▶ Exercise brief:
Which lines of the records below contain the string "List"? Copy each of them.

+++

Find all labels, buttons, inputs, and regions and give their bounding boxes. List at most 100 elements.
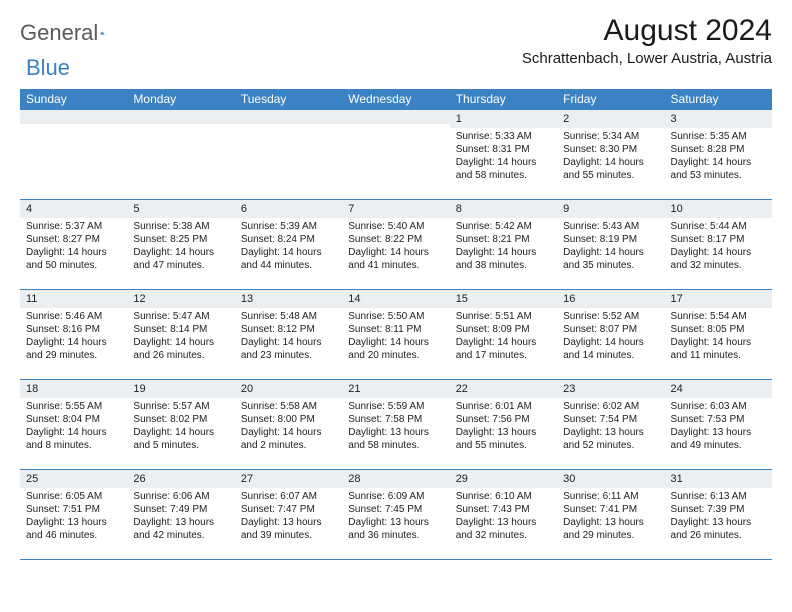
day-detail-line: Daylight: 13 hours and 39 minutes.	[241, 516, 336, 542]
day-detail-line: Sunrise: 5:52 AM	[563, 310, 658, 323]
day-details: Sunrise: 6:01 AMSunset: 7:56 PMDaylight:…	[450, 398, 557, 454]
calendar-week: 11Sunrise: 5:46 AMSunset: 8:16 PMDayligh…	[20, 290, 772, 380]
calendar-day: 15Sunrise: 5:51 AMSunset: 8:09 PMDayligh…	[450, 290, 557, 380]
calendar-day	[20, 110, 127, 200]
day-details: Sunrise: 6:02 AMSunset: 7:54 PMDaylight:…	[557, 398, 664, 454]
day-detail-line: Daylight: 14 hours and 23 minutes.	[241, 336, 336, 362]
day-details: Sunrise: 6:07 AMSunset: 7:47 PMDaylight:…	[235, 488, 342, 544]
day-detail-line: Daylight: 13 hours and 58 minutes.	[348, 426, 443, 452]
day-detail-line: Sunrise: 5:50 AM	[348, 310, 443, 323]
day-number: 10	[665, 200, 772, 218]
day-details: Sunrise: 5:57 AMSunset: 8:02 PMDaylight:…	[127, 398, 234, 454]
day-detail-line: Sunrise: 5:58 AM	[241, 400, 336, 413]
day-number	[235, 110, 342, 124]
day-detail-line: Sunset: 8:00 PM	[241, 413, 336, 426]
day-detail-line: Sunrise: 6:05 AM	[26, 490, 121, 503]
day-detail-line: Daylight: 14 hours and 32 minutes.	[671, 246, 766, 272]
calendar-day: 26Sunrise: 6:06 AMSunset: 7:49 PMDayligh…	[127, 470, 234, 560]
day-detail-line: Sunset: 8:31 PM	[456, 143, 551, 156]
day-detail-line: Sunset: 7:58 PM	[348, 413, 443, 426]
day-details: Sunrise: 5:38 AMSunset: 8:25 PMDaylight:…	[127, 218, 234, 274]
calendar-day: 13Sunrise: 5:48 AMSunset: 8:12 PMDayligh…	[235, 290, 342, 380]
day-details: Sunrise: 5:47 AMSunset: 8:14 PMDaylight:…	[127, 308, 234, 364]
calendar-day: 11Sunrise: 5:46 AMSunset: 8:16 PMDayligh…	[20, 290, 127, 380]
calendar-day: 24Sunrise: 6:03 AMSunset: 7:53 PMDayligh…	[665, 380, 772, 470]
day-detail-line: Sunset: 8:22 PM	[348, 233, 443, 246]
day-detail-line: Sunset: 7:47 PM	[241, 503, 336, 516]
day-details: Sunrise: 5:35 AMSunset: 8:28 PMDaylight:…	[665, 128, 772, 184]
day-number: 4	[20, 200, 127, 218]
day-number: 29	[450, 470, 557, 488]
calendar-day: 31Sunrise: 6:13 AMSunset: 7:39 PMDayligh…	[665, 470, 772, 560]
day-detail-line: Sunrise: 5:33 AM	[456, 130, 551, 143]
calendar-day: 27Sunrise: 6:07 AMSunset: 7:47 PMDayligh…	[235, 470, 342, 560]
day-detail-line: Sunrise: 5:51 AM	[456, 310, 551, 323]
day-number: 25	[20, 470, 127, 488]
day-detail-line: Sunset: 8:28 PM	[671, 143, 766, 156]
day-number: 17	[665, 290, 772, 308]
calendar-day: 22Sunrise: 6:01 AMSunset: 7:56 PMDayligh…	[450, 380, 557, 470]
day-details: Sunrise: 6:10 AMSunset: 7:43 PMDaylight:…	[450, 488, 557, 544]
day-detail-line: Daylight: 14 hours and 55 minutes.	[563, 156, 658, 182]
day-detail-line: Sunset: 8:09 PM	[456, 323, 551, 336]
day-details: Sunrise: 5:42 AMSunset: 8:21 PMDaylight:…	[450, 218, 557, 274]
day-number: 11	[20, 290, 127, 308]
day-detail-line: Sunset: 8:21 PM	[456, 233, 551, 246]
logo-sail-icon	[100, 24, 105, 42]
day-detail-line: Sunset: 7:45 PM	[348, 503, 443, 516]
day-detail-line: Daylight: 14 hours and 17 minutes.	[456, 336, 551, 362]
day-detail-line: Sunrise: 5:34 AM	[563, 130, 658, 143]
calendar-day: 2Sunrise: 5:34 AMSunset: 8:30 PMDaylight…	[557, 110, 664, 200]
day-details: Sunrise: 5:50 AMSunset: 8:11 PMDaylight:…	[342, 308, 449, 364]
calendar-day: 5Sunrise: 5:38 AMSunset: 8:25 PMDaylight…	[127, 200, 234, 290]
day-header: Friday	[557, 89, 664, 110]
day-detail-line: Sunset: 8:19 PM	[563, 233, 658, 246]
day-detail-line: Sunset: 8:27 PM	[26, 233, 121, 246]
day-detail-line: Daylight: 14 hours and 41 minutes.	[348, 246, 443, 272]
day-details: Sunrise: 6:11 AMSunset: 7:41 PMDaylight:…	[557, 488, 664, 544]
day-details: Sunrise: 6:05 AMSunset: 7:51 PMDaylight:…	[20, 488, 127, 544]
calendar-week: 18Sunrise: 5:55 AMSunset: 8:04 PMDayligh…	[20, 380, 772, 470]
day-detail-line: Daylight: 13 hours and 52 minutes.	[563, 426, 658, 452]
day-number: 5	[127, 200, 234, 218]
day-detail-line: Sunset: 8:12 PM	[241, 323, 336, 336]
day-detail-line: Daylight: 13 hours and 49 minutes.	[671, 426, 766, 452]
calendar-day: 14Sunrise: 5:50 AMSunset: 8:11 PMDayligh…	[342, 290, 449, 380]
month-title: August 2024	[522, 14, 772, 48]
day-number: 22	[450, 380, 557, 398]
calendar-day: 28Sunrise: 6:09 AMSunset: 7:45 PMDayligh…	[342, 470, 449, 560]
calendar-day: 29Sunrise: 6:10 AMSunset: 7:43 PMDayligh…	[450, 470, 557, 560]
calendar-day: 23Sunrise: 6:02 AMSunset: 7:54 PMDayligh…	[557, 380, 664, 470]
day-details: Sunrise: 6:03 AMSunset: 7:53 PMDaylight:…	[665, 398, 772, 454]
calendar-day: 10Sunrise: 5:44 AMSunset: 8:17 PMDayligh…	[665, 200, 772, 290]
calendar-day: 1Sunrise: 5:33 AMSunset: 8:31 PMDaylight…	[450, 110, 557, 200]
day-number: 8	[450, 200, 557, 218]
day-detail-line: Sunset: 8:25 PM	[133, 233, 228, 246]
day-detail-line: Daylight: 14 hours and 5 minutes.	[133, 426, 228, 452]
calendar-day: 25Sunrise: 6:05 AMSunset: 7:51 PMDayligh…	[20, 470, 127, 560]
day-detail-line: Sunrise: 5:54 AM	[671, 310, 766, 323]
calendar-day	[127, 110, 234, 200]
day-header: Thursday	[450, 89, 557, 110]
day-detail-line: Sunset: 7:51 PM	[26, 503, 121, 516]
day-detail-line: Sunrise: 6:02 AM	[563, 400, 658, 413]
day-detail-line: Daylight: 13 hours and 36 minutes.	[348, 516, 443, 542]
day-detail-line: Daylight: 13 hours and 46 minutes.	[26, 516, 121, 542]
day-detail-line: Sunrise: 6:06 AM	[133, 490, 228, 503]
day-detail-line: Daylight: 14 hours and 8 minutes.	[26, 426, 121, 452]
day-detail-line: Sunset: 8:30 PM	[563, 143, 658, 156]
calendar-day: 12Sunrise: 5:47 AMSunset: 8:14 PMDayligh…	[127, 290, 234, 380]
day-detail-line: Daylight: 14 hours and 2 minutes.	[241, 426, 336, 452]
calendar-week: 1Sunrise: 5:33 AMSunset: 8:31 PMDaylight…	[20, 110, 772, 200]
day-detail-line: Sunrise: 6:13 AM	[671, 490, 766, 503]
day-detail-line: Sunset: 8:02 PM	[133, 413, 228, 426]
day-detail-line: Sunrise: 5:46 AM	[26, 310, 121, 323]
day-number: 28	[342, 470, 449, 488]
day-detail-line: Sunset: 7:53 PM	[671, 413, 766, 426]
day-detail-line: Daylight: 14 hours and 44 minutes.	[241, 246, 336, 272]
day-detail-line: Sunrise: 5:47 AM	[133, 310, 228, 323]
day-number: 19	[127, 380, 234, 398]
day-detail-line: Sunrise: 5:44 AM	[671, 220, 766, 233]
day-detail-line: Daylight: 14 hours and 26 minutes.	[133, 336, 228, 362]
day-details: Sunrise: 5:44 AMSunset: 8:17 PMDaylight:…	[665, 218, 772, 274]
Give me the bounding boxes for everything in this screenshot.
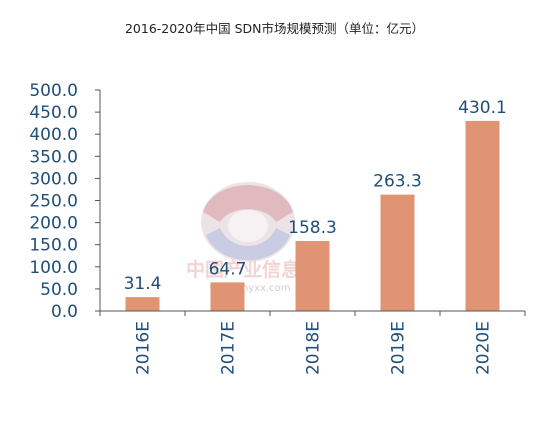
y-tick-label: 0.0 bbox=[51, 302, 78, 322]
y-tick-label: 150.0 bbox=[29, 236, 78, 256]
x-tick-label: 2020E bbox=[474, 321, 494, 375]
watermark-logo-red-arc bbox=[203, 185, 293, 222]
y-tick-label: 200.0 bbox=[29, 214, 78, 234]
y-tick-label: 350.0 bbox=[29, 147, 78, 167]
data-label: 31.4 bbox=[124, 274, 162, 294]
y-tick-label: 500.0 bbox=[29, 81, 78, 101]
y-tick-label: 450.0 bbox=[29, 103, 78, 123]
bar-2019E bbox=[380, 194, 415, 311]
watermark-chinese-text: 中国产业信息 bbox=[186, 258, 300, 281]
bar-2018E bbox=[295, 241, 330, 311]
data-label: 430.1 bbox=[458, 98, 507, 118]
bar-2017E bbox=[210, 282, 245, 311]
watermark: 中国产业信息 www.chyxx.com bbox=[186, 182, 300, 294]
x-tick-label: 2018E bbox=[304, 321, 324, 375]
chart-title: 2016-2020年中国 SDN市场规模预测（单位：亿元） bbox=[124, 21, 425, 36]
data-label: 158.3 bbox=[288, 218, 337, 238]
y-tick-label: 100.0 bbox=[29, 258, 78, 278]
bar-2016E bbox=[125, 297, 160, 311]
y-tick-label: 50.0 bbox=[40, 280, 78, 300]
y-tick-label: 400.0 bbox=[29, 125, 78, 145]
y-tick-label: 300.0 bbox=[29, 169, 78, 189]
bar-2020E bbox=[465, 120, 500, 311]
data-label: 263.3 bbox=[373, 172, 422, 192]
watermark-url-text: www.chyxx.com bbox=[210, 283, 291, 294]
watermark-logo-blue-arc bbox=[206, 228, 290, 261]
data-label: 64.7 bbox=[209, 259, 247, 279]
x-tick-label: 2017E bbox=[219, 321, 239, 375]
watermark-logo-center bbox=[228, 210, 268, 242]
y-tick-label: 250.0 bbox=[29, 192, 78, 212]
x-tick-label: 2019E bbox=[389, 321, 409, 375]
x-tick-label: 2016E bbox=[134, 321, 154, 375]
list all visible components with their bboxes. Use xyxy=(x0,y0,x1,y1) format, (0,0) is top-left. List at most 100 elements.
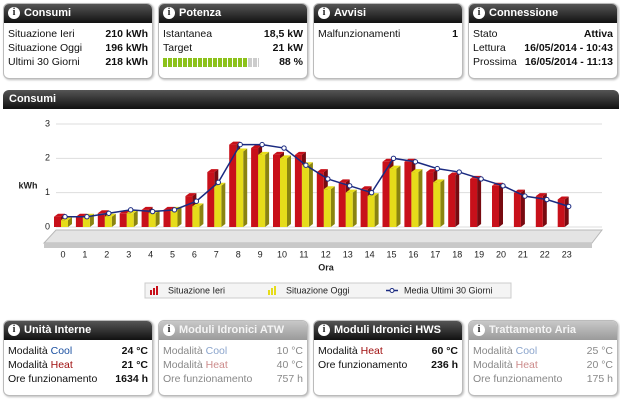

+++

▶ Completed task:
Find all labels, buttons, inputs, and regions and give their bounding boxes. List at most 100 elements.
list all visible components with their bboxes. Use xyxy=(x0,y0,x1,y1) format, (0,0) is top-left. List at most 100 elements.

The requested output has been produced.